= Provided records =
════════════════════
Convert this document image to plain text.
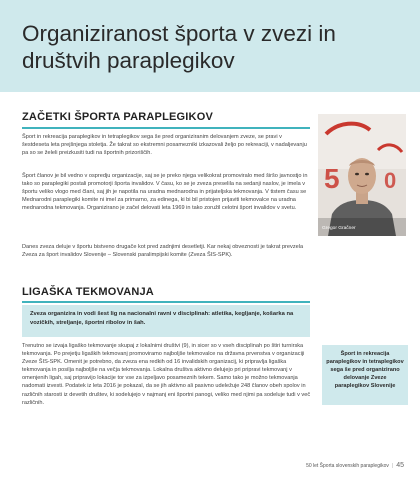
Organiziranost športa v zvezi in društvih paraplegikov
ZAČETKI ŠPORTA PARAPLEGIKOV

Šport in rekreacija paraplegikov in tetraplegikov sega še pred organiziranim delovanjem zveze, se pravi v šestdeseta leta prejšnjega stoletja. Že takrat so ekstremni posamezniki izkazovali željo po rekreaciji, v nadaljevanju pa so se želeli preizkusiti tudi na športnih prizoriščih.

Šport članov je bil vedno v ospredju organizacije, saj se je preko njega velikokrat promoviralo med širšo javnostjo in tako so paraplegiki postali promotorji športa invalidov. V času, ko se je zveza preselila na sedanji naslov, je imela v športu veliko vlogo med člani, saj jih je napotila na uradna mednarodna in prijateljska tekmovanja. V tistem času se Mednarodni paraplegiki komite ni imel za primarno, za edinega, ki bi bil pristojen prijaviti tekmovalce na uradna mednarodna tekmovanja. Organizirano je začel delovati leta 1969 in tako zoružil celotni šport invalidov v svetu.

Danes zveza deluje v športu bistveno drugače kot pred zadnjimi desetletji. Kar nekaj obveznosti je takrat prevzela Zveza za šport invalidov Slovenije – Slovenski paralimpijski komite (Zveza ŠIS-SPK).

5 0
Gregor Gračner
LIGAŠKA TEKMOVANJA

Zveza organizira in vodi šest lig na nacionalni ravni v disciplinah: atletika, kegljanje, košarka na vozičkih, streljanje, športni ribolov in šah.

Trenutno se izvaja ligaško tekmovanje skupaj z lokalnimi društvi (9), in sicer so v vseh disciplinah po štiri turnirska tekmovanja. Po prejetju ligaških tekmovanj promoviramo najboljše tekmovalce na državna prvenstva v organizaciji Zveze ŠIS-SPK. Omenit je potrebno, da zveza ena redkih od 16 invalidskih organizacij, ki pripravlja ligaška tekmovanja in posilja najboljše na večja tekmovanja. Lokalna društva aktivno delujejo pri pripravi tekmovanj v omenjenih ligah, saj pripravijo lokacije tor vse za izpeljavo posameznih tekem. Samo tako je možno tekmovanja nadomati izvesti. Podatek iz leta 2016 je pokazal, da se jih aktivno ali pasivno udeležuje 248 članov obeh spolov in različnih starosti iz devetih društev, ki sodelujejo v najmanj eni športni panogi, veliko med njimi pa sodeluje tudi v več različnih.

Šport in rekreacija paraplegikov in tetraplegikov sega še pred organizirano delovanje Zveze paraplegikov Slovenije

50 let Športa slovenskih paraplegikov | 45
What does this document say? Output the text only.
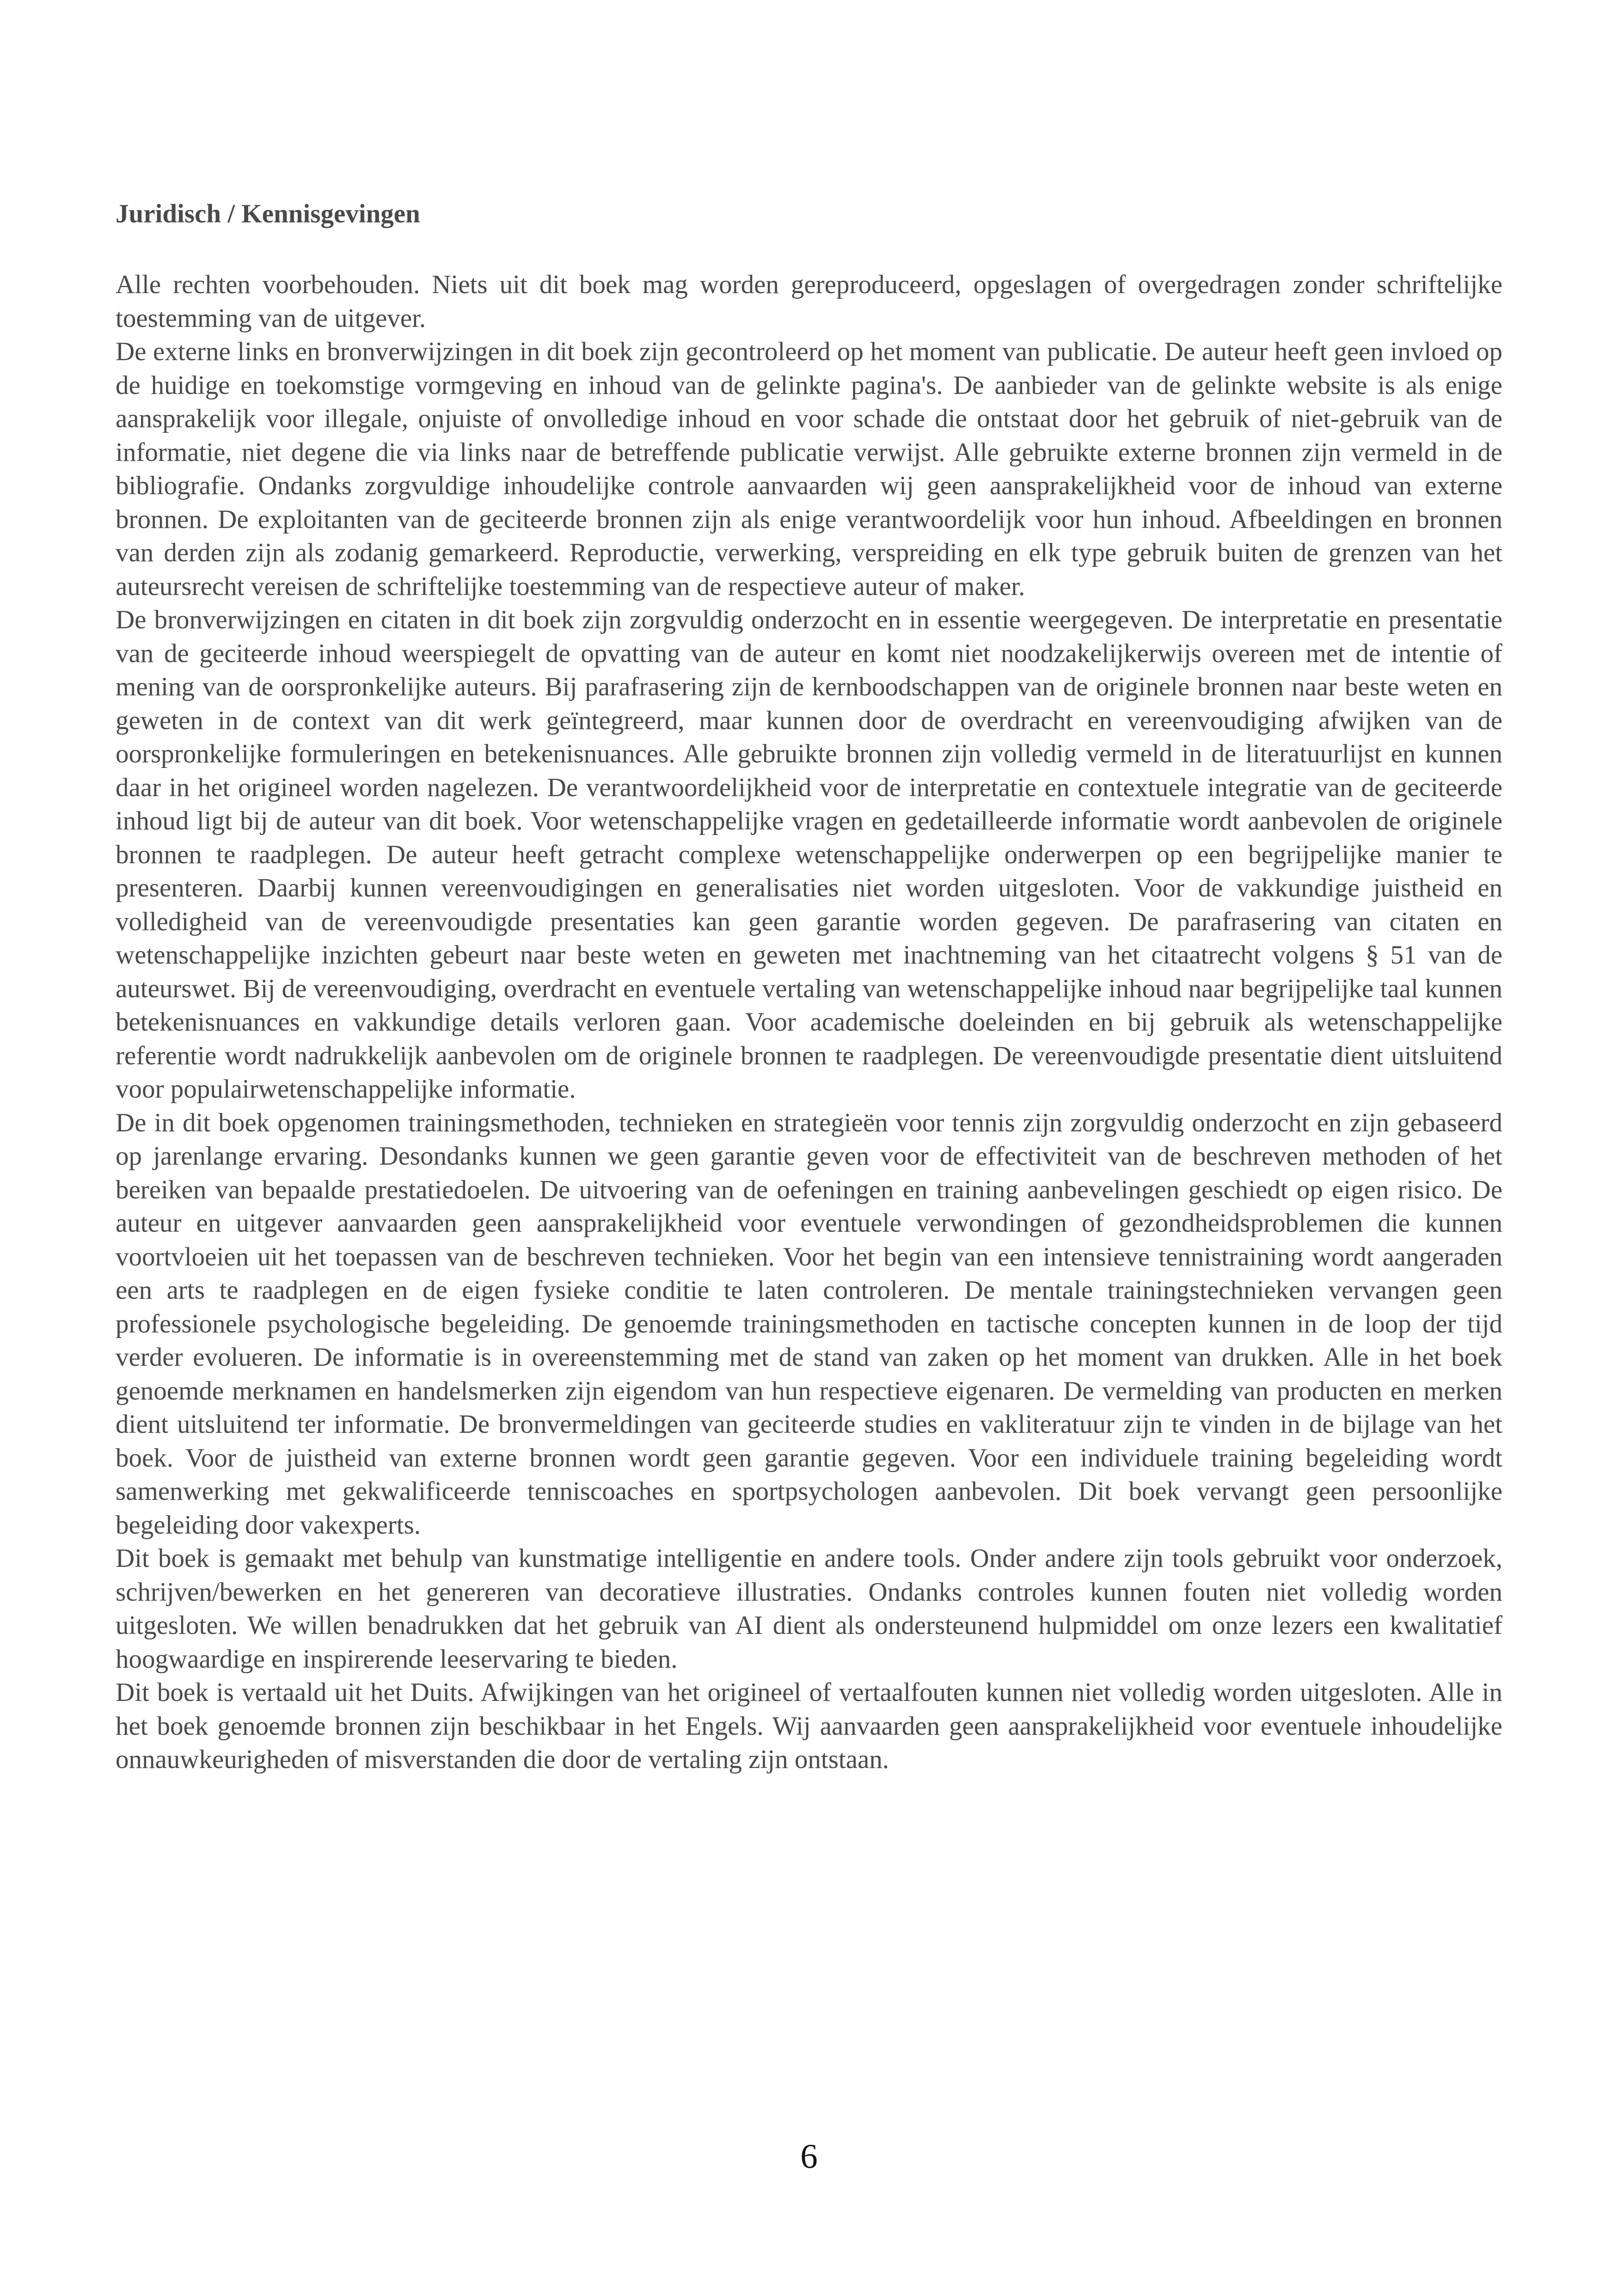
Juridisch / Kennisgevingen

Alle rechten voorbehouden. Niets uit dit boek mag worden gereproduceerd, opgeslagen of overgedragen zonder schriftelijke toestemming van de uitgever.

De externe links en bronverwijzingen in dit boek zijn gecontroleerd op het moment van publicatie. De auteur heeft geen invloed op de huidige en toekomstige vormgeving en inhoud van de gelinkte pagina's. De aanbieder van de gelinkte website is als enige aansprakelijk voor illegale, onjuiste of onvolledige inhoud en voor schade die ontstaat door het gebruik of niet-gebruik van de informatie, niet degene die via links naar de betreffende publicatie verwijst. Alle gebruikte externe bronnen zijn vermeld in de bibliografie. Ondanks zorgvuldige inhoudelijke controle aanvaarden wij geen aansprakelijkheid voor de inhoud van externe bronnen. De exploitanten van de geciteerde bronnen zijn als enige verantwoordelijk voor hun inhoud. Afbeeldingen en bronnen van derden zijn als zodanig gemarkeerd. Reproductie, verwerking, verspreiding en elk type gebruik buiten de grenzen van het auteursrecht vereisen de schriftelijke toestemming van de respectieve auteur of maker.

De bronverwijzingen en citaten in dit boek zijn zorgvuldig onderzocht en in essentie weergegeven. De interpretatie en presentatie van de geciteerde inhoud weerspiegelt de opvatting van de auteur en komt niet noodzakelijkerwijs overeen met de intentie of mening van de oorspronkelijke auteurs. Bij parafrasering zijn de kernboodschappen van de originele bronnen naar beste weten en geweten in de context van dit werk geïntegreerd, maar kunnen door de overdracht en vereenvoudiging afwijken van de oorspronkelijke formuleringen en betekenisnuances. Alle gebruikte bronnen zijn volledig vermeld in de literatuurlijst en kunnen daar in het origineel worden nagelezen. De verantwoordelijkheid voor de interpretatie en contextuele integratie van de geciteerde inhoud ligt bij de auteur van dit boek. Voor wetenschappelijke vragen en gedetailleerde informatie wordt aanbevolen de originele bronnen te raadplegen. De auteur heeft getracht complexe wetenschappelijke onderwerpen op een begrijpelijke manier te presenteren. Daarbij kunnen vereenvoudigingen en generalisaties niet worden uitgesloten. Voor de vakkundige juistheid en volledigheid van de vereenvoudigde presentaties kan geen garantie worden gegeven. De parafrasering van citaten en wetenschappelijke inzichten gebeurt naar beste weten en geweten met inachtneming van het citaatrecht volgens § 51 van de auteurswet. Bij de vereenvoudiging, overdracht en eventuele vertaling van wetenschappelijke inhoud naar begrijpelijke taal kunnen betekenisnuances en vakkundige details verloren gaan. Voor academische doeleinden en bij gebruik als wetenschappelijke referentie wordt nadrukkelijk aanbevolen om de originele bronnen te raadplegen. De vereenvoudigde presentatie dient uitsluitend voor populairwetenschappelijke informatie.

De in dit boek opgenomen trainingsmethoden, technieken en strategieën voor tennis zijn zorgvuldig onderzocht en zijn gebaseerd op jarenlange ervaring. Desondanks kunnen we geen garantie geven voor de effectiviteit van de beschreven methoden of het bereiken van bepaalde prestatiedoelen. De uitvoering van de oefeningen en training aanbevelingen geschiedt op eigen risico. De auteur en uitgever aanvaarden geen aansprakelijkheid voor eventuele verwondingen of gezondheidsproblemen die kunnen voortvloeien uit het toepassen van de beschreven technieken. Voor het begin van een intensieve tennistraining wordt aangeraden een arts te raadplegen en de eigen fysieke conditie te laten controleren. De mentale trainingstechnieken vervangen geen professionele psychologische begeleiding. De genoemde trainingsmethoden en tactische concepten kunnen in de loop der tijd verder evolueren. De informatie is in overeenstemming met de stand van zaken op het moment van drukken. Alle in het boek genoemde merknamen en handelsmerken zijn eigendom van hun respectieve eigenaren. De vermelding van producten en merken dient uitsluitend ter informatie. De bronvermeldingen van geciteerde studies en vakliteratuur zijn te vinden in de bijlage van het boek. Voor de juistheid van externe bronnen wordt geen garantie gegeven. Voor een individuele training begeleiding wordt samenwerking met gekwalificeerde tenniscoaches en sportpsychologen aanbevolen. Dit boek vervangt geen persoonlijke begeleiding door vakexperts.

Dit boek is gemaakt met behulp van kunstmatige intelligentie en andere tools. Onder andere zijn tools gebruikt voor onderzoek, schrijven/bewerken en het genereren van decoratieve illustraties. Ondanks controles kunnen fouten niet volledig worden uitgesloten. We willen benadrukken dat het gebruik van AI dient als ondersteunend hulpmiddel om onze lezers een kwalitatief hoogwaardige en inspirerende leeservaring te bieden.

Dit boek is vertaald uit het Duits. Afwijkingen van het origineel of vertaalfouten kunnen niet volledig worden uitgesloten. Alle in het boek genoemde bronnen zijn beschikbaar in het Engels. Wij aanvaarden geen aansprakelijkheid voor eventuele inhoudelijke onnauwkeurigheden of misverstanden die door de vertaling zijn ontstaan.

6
════════════════════
= Instructions for the task =
Your answer should consist of copies of the lines above that include the string "tetraplegikov".

= Task solution =
Šport in rekreacija paraplegikov in tetraplegikov sega še pred organiziranim delovanjem zveze, se pravi v šestdeseta leta prejšnjega stoletja. Že takrat so ekstremni posamezniki izkazovali željo po rekreaciji, v nadaljevanju pa so se želeli preizkusiti tudi na športnih prizoriščih.
Šport in rekreacija paraplegikov in tetraplegikov sega še pred organizirano delovanje Zveze paraplegikov Slovenije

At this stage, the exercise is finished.